What is expected:
Every line that includes the word "color" is to be listed.

Data provided:
○ ○ ○ ○ ○ ○ ○

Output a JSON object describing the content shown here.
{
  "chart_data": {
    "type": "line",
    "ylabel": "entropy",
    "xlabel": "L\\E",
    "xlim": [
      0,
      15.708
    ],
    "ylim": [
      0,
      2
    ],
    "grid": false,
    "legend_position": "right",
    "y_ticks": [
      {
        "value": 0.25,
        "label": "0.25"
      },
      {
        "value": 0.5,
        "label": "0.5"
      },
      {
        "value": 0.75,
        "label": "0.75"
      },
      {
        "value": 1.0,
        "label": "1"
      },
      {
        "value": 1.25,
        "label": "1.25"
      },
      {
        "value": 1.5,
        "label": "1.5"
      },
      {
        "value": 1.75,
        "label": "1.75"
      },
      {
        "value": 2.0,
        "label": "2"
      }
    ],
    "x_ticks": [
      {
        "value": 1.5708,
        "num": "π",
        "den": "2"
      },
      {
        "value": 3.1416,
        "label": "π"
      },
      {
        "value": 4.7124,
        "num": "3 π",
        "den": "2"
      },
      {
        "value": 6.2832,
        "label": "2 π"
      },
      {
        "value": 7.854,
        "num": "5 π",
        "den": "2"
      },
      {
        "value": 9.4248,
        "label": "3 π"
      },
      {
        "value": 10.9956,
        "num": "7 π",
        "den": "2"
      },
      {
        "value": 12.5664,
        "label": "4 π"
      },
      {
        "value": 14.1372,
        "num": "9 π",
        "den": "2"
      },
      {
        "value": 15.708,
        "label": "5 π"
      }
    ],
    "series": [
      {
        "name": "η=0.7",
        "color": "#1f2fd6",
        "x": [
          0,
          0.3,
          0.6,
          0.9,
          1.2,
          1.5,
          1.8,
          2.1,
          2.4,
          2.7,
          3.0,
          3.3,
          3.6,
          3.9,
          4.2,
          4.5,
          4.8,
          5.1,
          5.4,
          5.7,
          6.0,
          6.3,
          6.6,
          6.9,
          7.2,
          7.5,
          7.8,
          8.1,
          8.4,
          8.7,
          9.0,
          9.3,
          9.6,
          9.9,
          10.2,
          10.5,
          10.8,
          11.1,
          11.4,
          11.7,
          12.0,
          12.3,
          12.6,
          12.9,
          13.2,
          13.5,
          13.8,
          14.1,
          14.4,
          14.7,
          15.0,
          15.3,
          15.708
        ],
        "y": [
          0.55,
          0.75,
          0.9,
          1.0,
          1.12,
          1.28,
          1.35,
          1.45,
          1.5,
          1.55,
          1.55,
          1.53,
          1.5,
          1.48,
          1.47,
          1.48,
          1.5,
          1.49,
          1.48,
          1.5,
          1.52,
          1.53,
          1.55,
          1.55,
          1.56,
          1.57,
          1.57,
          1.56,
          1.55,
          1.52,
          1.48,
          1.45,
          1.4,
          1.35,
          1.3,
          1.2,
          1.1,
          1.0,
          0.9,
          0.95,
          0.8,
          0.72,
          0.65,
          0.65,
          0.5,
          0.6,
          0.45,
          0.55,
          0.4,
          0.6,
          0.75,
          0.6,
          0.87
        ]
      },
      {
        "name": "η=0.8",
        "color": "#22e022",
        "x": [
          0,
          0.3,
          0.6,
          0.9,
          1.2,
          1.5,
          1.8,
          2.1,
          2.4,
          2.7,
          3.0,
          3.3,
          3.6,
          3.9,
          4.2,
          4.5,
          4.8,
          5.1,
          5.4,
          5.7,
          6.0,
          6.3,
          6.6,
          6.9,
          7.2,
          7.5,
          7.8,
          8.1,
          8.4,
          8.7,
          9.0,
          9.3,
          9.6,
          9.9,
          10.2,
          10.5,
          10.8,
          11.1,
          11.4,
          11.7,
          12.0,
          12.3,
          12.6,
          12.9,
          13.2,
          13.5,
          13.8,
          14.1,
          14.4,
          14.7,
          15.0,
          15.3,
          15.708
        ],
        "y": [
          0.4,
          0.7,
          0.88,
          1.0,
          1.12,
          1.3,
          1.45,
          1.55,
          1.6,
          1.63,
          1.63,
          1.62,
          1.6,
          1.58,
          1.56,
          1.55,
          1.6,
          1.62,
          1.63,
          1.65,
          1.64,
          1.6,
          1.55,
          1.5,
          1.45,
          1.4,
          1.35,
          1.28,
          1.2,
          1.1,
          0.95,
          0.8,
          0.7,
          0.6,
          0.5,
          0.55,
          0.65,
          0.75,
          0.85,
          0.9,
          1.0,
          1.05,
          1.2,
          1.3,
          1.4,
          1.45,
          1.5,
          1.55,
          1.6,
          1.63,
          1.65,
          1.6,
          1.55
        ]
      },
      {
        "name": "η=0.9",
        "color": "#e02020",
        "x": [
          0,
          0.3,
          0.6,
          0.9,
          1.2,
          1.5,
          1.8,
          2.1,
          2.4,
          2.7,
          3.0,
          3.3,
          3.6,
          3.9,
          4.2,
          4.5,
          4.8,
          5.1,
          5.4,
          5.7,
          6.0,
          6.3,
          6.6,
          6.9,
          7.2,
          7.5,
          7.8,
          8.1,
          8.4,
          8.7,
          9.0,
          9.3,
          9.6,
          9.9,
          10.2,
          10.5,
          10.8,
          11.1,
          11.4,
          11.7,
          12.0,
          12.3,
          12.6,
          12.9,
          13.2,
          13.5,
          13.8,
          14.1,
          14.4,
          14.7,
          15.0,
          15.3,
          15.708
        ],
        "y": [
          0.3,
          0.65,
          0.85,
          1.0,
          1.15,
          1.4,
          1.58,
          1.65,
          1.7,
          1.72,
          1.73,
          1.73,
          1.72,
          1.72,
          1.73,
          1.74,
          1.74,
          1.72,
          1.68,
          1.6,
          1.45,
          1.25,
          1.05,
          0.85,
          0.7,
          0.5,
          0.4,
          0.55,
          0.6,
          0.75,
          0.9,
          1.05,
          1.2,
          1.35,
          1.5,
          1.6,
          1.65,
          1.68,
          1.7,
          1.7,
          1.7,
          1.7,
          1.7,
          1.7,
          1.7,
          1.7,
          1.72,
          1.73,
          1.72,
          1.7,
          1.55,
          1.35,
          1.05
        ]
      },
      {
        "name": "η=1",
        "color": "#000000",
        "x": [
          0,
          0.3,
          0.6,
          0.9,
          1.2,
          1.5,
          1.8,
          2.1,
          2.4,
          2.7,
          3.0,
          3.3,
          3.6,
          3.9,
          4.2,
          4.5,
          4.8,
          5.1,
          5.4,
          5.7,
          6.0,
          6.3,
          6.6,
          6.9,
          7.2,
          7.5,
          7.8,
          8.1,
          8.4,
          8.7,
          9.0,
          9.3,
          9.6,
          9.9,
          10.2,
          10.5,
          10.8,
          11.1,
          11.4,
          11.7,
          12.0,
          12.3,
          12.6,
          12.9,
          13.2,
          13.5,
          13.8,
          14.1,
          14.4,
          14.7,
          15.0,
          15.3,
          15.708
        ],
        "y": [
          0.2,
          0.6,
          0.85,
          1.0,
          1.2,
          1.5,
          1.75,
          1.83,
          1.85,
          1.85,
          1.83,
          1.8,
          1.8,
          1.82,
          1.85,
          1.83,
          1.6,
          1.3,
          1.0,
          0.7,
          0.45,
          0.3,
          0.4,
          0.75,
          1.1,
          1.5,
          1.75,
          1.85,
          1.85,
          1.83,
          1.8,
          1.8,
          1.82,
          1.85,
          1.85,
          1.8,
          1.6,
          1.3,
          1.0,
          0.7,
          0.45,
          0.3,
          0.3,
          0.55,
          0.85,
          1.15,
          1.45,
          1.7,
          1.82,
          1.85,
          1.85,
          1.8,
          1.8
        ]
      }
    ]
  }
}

○ ○ ○ ○ ○ ○ ○

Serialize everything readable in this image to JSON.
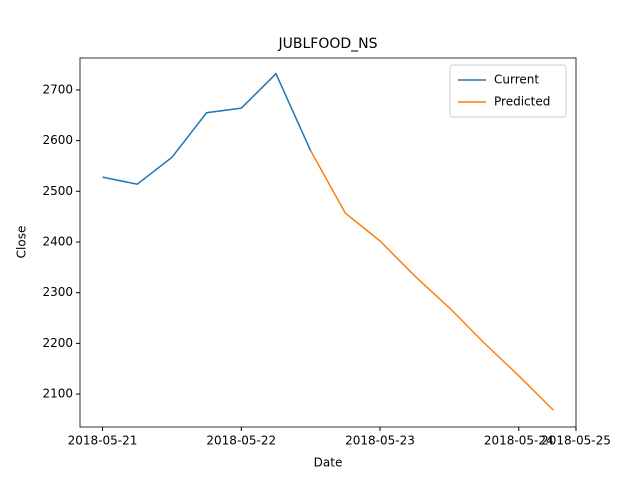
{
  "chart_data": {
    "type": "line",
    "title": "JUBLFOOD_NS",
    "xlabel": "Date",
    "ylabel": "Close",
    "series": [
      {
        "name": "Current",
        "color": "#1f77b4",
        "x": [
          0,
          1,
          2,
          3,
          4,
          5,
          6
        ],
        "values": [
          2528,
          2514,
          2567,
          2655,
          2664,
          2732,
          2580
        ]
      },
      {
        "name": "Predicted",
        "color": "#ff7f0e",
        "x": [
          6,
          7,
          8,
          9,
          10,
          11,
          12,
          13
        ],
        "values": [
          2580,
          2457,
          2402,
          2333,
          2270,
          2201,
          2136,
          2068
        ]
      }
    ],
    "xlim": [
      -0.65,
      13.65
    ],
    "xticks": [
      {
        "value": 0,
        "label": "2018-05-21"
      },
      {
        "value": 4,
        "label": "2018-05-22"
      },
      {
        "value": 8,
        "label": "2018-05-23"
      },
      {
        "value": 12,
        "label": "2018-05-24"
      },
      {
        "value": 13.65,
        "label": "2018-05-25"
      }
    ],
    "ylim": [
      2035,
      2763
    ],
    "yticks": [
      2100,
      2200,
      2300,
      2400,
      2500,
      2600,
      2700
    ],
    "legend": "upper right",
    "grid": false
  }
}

○ ○ ○ ○ ○ ○ ○

Task response:
        "color": "#1f2fd6",
        "color": "#22e022",
        "color": "#e02020",
        "color": "#000000",
        "color": "#1f77b4",
        "color": "#ff7f0e",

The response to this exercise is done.